STATED EXERCISE: Pull out each line of the data that includes the word "stacked".
------------------------------
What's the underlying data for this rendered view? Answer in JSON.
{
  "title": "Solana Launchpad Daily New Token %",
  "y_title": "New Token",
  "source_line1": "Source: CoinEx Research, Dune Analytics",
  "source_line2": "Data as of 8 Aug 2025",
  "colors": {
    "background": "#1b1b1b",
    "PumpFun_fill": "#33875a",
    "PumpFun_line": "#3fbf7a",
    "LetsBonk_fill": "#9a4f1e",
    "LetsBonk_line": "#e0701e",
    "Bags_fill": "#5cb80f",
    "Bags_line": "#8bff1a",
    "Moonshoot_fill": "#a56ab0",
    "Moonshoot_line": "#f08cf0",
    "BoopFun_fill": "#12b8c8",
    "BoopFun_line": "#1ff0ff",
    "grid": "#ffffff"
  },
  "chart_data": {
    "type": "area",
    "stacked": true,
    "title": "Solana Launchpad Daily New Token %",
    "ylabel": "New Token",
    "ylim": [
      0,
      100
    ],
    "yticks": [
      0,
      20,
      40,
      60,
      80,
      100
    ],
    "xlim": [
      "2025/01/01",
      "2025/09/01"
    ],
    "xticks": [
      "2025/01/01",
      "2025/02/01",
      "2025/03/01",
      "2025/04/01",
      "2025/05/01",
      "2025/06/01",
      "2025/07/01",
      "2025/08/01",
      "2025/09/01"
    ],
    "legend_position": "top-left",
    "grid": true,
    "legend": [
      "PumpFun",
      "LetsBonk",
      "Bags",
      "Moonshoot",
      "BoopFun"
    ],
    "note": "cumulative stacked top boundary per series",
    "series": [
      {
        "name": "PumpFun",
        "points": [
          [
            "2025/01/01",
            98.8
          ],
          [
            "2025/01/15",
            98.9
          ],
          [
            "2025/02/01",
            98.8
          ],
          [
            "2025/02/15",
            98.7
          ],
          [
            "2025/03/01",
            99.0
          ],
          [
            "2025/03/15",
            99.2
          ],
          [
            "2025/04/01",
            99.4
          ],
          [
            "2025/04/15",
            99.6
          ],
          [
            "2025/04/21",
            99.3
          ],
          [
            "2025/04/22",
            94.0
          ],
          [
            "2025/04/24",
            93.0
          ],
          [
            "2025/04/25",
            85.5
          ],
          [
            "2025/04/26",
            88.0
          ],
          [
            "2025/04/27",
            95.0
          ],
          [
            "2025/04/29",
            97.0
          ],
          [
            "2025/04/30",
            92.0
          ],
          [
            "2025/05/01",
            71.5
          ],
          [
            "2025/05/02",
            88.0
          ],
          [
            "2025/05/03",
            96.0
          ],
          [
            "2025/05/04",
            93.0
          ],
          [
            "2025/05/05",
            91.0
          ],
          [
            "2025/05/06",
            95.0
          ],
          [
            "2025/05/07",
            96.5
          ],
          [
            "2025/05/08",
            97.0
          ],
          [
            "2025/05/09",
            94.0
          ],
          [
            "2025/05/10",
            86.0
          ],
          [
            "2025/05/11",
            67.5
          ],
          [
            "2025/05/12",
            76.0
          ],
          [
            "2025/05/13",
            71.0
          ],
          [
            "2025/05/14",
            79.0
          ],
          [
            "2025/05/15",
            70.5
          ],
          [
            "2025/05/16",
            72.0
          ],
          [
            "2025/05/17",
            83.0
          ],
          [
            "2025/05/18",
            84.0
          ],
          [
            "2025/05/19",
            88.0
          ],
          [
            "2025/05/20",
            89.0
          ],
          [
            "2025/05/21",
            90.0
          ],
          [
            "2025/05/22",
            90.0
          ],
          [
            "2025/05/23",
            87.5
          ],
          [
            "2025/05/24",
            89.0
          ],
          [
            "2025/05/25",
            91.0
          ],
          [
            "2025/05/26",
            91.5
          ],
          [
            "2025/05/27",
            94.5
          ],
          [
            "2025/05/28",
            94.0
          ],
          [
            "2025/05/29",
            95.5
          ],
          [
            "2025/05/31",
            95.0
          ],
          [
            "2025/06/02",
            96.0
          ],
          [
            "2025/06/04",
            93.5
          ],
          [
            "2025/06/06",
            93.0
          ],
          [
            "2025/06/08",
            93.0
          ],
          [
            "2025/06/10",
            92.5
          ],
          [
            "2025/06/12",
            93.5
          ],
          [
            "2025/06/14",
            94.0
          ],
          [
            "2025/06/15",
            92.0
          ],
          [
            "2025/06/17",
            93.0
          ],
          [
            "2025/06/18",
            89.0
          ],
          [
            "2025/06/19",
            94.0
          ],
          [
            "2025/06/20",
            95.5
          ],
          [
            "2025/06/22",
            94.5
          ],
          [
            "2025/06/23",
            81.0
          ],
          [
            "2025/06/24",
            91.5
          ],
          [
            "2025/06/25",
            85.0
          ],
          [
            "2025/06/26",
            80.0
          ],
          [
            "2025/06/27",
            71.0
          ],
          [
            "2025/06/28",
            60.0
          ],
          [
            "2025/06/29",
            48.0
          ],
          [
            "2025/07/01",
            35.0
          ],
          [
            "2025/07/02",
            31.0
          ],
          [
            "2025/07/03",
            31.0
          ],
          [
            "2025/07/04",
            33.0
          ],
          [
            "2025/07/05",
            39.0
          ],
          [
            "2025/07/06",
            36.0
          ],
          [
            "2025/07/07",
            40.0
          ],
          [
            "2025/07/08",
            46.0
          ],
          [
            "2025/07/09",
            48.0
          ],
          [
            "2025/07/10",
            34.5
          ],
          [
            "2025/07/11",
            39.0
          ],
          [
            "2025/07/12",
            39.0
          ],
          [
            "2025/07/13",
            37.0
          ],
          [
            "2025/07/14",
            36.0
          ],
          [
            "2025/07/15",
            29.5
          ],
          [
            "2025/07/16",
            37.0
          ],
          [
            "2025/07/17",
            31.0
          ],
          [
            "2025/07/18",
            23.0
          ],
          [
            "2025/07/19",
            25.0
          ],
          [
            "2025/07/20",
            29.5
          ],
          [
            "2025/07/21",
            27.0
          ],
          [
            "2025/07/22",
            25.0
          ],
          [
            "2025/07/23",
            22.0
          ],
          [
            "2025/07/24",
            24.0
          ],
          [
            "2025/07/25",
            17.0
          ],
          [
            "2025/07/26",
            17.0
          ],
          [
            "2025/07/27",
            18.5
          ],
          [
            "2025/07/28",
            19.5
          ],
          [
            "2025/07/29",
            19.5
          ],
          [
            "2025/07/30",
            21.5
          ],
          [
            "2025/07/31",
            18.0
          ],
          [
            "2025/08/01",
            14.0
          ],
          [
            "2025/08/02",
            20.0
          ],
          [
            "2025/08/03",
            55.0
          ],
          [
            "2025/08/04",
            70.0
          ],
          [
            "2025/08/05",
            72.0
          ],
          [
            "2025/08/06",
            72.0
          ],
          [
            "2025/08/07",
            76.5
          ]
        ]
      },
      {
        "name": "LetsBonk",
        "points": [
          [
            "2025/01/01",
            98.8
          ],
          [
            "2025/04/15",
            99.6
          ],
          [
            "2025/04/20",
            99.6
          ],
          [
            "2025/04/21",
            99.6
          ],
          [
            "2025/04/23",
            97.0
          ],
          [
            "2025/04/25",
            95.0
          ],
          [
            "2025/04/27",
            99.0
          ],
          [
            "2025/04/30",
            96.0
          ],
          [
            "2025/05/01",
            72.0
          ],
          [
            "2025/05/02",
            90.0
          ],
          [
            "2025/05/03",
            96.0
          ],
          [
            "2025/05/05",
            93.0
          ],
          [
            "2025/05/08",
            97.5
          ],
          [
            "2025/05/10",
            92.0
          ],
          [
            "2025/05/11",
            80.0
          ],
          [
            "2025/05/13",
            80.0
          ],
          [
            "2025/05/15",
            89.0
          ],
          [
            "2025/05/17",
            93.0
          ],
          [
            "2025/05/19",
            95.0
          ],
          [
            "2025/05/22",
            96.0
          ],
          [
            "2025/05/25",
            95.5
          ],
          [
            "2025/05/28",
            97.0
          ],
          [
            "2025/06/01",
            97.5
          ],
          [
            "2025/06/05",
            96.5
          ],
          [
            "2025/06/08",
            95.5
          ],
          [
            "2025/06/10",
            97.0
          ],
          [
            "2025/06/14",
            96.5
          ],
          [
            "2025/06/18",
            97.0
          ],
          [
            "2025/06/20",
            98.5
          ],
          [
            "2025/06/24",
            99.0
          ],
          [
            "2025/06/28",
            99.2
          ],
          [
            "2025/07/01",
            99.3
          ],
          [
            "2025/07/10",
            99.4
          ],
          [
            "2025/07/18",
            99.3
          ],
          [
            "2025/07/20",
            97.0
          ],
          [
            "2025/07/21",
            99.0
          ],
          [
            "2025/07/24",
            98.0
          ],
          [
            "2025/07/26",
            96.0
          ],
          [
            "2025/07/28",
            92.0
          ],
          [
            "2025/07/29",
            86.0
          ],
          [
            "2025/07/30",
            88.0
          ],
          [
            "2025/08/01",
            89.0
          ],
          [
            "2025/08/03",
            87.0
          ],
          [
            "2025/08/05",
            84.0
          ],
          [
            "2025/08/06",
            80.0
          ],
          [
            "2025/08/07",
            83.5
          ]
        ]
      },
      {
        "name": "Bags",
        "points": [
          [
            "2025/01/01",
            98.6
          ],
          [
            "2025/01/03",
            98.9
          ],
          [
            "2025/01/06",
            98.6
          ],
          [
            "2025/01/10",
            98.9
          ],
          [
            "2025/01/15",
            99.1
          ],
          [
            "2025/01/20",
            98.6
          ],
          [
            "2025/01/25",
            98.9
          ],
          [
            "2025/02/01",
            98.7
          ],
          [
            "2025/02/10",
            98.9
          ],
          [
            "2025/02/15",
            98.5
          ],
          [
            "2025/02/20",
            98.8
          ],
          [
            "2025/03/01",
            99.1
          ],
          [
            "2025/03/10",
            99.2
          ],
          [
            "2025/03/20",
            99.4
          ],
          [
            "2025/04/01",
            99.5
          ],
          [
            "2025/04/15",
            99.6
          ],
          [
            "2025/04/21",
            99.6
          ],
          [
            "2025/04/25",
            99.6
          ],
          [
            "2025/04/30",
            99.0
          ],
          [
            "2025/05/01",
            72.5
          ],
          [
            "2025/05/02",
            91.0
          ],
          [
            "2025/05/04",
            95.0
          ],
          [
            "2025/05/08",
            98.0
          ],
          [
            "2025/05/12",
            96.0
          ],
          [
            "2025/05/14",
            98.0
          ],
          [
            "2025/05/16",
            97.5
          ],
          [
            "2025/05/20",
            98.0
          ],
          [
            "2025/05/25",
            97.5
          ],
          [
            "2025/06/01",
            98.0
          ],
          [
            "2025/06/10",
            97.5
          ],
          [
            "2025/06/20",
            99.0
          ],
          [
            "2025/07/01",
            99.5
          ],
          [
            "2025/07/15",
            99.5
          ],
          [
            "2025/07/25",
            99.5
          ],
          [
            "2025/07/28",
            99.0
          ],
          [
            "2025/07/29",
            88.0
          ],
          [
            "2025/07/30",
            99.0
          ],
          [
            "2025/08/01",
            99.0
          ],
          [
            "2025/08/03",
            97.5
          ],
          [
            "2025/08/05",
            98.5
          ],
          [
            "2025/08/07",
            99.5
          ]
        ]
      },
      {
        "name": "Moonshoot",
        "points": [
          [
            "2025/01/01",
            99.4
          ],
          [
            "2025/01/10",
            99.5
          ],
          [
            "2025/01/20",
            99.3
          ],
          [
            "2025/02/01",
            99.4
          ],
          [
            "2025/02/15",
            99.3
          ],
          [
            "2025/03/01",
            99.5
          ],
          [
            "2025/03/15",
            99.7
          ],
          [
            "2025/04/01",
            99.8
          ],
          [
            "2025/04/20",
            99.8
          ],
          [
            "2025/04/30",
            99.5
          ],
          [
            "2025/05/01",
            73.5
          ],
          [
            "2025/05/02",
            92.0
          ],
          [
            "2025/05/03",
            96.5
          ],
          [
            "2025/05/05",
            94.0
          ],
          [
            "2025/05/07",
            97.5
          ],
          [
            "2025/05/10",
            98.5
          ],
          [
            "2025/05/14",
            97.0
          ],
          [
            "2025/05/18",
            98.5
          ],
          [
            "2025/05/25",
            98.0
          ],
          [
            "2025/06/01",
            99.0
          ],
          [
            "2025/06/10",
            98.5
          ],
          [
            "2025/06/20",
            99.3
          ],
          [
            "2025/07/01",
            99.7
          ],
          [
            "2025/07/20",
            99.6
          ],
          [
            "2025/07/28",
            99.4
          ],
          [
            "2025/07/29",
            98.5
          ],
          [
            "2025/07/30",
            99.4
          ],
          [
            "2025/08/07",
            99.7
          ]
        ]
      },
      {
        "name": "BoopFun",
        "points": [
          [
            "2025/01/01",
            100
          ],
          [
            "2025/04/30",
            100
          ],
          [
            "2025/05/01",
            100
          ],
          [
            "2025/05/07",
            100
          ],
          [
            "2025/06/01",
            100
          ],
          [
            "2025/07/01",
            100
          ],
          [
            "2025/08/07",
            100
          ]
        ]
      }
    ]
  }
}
------------------------------
ANSWER TO THE PROBLEM:
    "stacked": true,
    "note": "cumulative stacked top boundary per series",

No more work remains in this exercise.